[Your instructions]
Records follow. Pull out every line that contains "frac".

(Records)
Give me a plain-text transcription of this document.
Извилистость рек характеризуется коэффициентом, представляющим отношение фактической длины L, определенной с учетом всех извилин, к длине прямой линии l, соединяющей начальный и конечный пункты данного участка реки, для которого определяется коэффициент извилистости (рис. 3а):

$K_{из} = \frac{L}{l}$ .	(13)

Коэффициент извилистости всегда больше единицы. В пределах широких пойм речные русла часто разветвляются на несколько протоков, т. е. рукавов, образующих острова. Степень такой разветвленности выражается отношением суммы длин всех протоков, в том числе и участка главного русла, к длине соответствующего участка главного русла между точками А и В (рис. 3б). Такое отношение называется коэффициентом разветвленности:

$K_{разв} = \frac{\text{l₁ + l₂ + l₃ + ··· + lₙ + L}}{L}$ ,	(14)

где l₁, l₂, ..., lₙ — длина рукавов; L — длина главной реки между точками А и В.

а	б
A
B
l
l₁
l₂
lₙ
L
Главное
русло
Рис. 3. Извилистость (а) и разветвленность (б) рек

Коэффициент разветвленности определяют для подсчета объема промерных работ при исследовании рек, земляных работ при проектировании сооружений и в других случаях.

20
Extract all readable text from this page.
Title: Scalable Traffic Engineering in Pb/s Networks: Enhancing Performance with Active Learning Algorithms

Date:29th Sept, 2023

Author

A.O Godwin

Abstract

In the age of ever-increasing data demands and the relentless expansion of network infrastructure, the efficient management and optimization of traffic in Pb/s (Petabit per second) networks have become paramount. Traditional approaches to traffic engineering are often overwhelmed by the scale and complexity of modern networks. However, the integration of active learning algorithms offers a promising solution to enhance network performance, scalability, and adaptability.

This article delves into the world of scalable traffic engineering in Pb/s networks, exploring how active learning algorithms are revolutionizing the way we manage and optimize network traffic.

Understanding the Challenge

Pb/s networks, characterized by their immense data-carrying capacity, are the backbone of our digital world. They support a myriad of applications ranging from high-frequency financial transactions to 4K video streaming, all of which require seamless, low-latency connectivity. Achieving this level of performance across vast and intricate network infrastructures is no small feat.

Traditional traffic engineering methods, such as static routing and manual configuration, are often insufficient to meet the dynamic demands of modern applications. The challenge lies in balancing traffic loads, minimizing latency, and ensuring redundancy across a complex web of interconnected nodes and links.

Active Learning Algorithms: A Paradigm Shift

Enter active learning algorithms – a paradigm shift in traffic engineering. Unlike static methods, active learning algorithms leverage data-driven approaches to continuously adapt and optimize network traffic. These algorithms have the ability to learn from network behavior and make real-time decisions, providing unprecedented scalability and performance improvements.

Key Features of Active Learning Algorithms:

[Response for this exercise]
$K_{из} = \frac{L}{l}$ .	(13)
$K_{разв} = \frac{\text{l₁ + l₂ + l₃ + ··· + lₙ + L}}{L}$ ,	(14)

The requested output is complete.